***** INFORMATION GIVEN

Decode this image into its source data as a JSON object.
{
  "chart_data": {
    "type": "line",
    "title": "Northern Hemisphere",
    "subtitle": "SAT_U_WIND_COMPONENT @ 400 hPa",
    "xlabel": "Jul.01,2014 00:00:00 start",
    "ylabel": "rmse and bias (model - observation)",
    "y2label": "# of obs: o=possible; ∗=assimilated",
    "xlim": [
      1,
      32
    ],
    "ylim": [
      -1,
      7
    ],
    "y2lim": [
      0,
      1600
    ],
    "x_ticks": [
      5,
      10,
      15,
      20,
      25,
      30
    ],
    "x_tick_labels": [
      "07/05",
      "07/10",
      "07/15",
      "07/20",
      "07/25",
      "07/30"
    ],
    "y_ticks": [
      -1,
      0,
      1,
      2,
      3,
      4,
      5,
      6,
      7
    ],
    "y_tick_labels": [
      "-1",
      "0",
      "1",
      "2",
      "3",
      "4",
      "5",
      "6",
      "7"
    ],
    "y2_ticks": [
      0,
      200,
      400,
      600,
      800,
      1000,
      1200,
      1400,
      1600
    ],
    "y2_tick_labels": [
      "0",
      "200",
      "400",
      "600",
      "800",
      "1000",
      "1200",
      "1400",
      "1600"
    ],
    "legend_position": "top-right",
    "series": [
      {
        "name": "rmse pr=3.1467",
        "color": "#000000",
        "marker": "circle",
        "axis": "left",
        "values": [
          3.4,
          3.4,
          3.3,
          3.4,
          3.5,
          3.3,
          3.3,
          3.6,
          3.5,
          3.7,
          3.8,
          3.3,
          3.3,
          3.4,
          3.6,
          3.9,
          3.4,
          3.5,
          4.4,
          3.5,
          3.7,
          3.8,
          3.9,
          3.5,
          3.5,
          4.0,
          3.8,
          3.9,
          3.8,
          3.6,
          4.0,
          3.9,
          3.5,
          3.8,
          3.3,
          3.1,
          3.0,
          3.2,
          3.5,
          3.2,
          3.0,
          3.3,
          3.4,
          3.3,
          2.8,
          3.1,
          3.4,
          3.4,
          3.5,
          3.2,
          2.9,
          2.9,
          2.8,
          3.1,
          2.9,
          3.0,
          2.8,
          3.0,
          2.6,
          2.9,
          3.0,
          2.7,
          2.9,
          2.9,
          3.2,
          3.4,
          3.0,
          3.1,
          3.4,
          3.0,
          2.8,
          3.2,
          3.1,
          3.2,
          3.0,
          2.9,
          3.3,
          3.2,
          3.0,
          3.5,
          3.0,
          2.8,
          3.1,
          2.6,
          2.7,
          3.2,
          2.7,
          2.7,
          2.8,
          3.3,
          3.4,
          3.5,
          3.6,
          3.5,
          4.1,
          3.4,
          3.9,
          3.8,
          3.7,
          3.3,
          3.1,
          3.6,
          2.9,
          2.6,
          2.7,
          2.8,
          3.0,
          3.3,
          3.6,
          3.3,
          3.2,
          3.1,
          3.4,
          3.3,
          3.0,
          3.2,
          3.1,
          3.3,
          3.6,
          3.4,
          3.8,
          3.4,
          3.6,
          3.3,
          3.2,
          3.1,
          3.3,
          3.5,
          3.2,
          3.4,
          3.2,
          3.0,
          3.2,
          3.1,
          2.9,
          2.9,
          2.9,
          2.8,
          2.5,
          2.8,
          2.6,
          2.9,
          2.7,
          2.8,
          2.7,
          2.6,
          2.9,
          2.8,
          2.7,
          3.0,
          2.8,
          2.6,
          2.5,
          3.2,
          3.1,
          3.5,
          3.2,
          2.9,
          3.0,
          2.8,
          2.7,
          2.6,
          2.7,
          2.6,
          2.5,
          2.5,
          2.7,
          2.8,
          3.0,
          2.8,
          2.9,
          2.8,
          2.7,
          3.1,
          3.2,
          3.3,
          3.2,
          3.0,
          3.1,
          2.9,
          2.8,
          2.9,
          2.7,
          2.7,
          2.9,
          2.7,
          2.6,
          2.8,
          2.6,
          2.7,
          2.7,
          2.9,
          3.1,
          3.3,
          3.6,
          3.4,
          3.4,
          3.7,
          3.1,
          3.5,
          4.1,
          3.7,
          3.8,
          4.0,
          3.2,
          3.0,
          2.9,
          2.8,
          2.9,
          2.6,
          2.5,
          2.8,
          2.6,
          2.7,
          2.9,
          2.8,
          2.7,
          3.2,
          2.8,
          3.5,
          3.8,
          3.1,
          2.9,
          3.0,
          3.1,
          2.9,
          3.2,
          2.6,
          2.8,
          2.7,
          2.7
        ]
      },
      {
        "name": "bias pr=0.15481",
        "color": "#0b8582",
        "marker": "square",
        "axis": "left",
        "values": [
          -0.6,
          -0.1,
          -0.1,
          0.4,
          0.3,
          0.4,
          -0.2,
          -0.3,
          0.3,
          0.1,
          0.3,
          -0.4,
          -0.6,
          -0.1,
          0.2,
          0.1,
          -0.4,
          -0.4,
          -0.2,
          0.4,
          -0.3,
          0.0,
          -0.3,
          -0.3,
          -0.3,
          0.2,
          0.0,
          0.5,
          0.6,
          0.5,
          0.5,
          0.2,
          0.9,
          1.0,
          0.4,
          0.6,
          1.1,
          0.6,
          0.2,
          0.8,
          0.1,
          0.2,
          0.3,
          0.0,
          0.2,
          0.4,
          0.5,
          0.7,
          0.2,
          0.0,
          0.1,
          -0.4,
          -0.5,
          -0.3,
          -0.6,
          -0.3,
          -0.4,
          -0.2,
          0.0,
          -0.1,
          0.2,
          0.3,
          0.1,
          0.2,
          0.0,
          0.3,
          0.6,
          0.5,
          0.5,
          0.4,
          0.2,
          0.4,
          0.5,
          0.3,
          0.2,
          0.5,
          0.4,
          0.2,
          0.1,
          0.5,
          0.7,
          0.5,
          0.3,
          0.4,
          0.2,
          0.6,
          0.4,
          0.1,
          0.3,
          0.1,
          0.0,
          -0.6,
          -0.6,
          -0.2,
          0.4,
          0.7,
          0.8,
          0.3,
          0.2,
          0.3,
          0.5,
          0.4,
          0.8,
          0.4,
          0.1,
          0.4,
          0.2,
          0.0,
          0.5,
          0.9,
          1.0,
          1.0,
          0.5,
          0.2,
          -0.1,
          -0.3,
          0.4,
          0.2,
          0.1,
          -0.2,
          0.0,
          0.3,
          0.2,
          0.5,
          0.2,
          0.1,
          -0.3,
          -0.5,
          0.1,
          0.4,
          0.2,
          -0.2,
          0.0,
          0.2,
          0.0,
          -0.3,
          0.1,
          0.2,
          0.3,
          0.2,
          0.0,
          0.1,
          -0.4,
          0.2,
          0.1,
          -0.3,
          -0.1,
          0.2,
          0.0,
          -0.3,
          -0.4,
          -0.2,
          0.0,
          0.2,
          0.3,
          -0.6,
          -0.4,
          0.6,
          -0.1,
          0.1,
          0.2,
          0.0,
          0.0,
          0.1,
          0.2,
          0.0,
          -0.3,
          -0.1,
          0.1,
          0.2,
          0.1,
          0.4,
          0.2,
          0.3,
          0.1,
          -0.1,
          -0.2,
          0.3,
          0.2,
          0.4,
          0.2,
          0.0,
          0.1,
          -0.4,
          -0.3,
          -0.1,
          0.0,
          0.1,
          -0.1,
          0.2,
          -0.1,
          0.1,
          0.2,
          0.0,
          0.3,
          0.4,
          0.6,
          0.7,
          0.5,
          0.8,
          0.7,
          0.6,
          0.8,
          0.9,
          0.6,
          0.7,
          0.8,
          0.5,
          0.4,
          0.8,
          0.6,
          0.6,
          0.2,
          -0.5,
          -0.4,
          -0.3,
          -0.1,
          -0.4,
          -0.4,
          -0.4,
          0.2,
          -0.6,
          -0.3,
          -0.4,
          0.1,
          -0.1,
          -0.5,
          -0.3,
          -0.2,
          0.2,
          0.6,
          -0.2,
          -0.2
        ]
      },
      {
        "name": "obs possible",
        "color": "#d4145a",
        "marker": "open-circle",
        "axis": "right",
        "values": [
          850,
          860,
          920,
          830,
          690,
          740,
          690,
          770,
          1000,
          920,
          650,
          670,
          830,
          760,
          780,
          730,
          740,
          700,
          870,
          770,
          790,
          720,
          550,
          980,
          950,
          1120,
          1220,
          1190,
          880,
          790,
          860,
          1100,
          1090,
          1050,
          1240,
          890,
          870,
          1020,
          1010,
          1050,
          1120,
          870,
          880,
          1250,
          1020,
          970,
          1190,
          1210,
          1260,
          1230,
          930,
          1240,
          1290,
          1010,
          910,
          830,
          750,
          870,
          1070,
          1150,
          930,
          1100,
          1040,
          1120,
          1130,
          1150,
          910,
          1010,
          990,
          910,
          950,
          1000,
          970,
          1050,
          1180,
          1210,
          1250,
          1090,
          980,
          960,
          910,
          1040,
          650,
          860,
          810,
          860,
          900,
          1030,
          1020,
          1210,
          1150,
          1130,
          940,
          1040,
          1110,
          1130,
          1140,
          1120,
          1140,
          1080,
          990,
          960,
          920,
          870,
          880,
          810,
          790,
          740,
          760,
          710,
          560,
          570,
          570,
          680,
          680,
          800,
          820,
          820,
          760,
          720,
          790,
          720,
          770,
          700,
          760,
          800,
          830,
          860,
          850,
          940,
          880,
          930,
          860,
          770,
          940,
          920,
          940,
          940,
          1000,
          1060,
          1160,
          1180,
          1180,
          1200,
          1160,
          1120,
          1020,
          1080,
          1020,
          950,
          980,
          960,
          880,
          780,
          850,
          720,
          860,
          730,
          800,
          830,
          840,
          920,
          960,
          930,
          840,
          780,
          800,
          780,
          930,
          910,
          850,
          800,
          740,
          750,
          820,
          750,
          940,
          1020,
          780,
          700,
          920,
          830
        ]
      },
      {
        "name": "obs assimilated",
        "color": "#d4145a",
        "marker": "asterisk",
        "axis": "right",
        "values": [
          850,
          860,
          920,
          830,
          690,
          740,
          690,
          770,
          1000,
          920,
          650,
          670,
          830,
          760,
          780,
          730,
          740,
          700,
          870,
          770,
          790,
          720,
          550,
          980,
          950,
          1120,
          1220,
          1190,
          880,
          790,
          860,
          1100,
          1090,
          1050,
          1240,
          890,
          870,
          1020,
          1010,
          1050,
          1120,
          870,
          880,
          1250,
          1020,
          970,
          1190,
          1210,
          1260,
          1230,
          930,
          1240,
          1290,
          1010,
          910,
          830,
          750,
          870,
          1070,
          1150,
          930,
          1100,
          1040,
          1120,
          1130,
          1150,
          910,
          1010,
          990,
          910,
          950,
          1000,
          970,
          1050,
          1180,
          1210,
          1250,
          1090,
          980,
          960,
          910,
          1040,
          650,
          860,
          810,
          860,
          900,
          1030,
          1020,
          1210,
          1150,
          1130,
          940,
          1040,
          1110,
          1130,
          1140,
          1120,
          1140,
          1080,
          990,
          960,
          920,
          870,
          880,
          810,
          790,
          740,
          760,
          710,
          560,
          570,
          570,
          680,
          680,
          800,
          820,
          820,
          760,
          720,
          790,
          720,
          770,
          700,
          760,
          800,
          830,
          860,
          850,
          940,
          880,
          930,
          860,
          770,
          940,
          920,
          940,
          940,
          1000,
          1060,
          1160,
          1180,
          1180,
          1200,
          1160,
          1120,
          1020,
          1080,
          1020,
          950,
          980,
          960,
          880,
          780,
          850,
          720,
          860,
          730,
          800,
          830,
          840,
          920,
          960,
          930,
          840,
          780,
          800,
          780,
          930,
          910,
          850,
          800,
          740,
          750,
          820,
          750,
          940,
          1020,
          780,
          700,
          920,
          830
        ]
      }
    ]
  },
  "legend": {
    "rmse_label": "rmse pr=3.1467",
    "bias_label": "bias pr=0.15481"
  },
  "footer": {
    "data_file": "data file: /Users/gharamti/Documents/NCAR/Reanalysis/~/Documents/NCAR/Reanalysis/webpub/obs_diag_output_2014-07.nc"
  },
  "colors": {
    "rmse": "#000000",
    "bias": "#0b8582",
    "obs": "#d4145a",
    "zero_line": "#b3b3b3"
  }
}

**********

> WORK TO COMPLETE: From the data above, gather every line that includes the word "marker".

> FINAL RESULT:
        "marker": "circle",
        "marker": "square",
        "marker": "open-circle",
        "marker": "asterisk",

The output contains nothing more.